** YOUR GOAL **
Pull each line containing "قرار" out of the data and copy it.

[SOURCE RECORDS start]

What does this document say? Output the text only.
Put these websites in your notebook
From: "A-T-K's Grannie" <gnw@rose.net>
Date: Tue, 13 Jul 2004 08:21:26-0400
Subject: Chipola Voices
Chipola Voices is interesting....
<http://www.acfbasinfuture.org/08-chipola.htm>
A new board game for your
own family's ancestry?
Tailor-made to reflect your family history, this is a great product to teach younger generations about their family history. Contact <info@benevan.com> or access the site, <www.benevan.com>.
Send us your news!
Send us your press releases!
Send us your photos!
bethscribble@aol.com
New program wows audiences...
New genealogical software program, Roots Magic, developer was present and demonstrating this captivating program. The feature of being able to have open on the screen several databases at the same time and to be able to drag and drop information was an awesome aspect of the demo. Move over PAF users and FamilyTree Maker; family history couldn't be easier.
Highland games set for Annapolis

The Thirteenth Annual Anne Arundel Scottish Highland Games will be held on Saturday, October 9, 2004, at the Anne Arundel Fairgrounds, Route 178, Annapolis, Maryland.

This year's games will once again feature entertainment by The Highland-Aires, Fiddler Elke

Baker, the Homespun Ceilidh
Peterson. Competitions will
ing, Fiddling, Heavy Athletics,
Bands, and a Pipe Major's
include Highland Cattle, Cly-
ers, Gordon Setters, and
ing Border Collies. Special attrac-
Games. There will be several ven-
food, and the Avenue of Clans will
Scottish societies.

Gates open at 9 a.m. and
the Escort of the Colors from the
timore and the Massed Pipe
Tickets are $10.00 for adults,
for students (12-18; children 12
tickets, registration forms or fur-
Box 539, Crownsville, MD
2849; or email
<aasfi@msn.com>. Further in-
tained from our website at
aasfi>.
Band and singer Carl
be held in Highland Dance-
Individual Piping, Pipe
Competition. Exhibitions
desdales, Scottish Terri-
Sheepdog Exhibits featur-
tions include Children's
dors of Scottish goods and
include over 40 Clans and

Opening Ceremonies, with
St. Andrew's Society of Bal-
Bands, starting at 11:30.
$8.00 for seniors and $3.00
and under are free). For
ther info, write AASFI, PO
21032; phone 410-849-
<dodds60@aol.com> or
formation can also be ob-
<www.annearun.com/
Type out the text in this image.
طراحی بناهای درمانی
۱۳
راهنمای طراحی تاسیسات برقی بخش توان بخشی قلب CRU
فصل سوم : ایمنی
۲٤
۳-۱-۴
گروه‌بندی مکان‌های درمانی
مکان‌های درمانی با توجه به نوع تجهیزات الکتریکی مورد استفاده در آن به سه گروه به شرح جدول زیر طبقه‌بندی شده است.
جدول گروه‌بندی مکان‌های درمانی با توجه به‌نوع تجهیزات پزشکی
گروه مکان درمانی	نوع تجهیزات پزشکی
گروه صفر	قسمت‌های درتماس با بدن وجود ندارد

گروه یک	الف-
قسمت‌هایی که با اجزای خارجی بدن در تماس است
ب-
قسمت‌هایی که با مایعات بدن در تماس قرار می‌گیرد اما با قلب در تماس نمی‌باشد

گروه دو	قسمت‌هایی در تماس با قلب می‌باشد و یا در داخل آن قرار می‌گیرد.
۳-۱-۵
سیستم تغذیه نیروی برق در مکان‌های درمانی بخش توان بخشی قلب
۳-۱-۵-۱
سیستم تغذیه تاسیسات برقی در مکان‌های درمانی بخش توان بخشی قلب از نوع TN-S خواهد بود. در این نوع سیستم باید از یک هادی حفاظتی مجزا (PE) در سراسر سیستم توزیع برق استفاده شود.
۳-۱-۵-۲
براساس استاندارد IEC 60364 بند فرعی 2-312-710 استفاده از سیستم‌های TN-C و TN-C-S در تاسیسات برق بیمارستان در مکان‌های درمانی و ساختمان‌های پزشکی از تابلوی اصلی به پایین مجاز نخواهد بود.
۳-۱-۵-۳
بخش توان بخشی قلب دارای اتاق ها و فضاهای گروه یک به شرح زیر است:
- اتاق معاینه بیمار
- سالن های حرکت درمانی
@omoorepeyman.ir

[SOURCE RECORDS end]

** ANSWER TO THE PROBLEM **
قسمت‌هایی که با مایعات بدن در تماس قرار می‌گیرد اما با قلب در تماس نمی‌باشد
گروه دو	قسمت‌هایی در تماس با قلب می‌باشد و یا در داخل آن قرار می‌گیرد.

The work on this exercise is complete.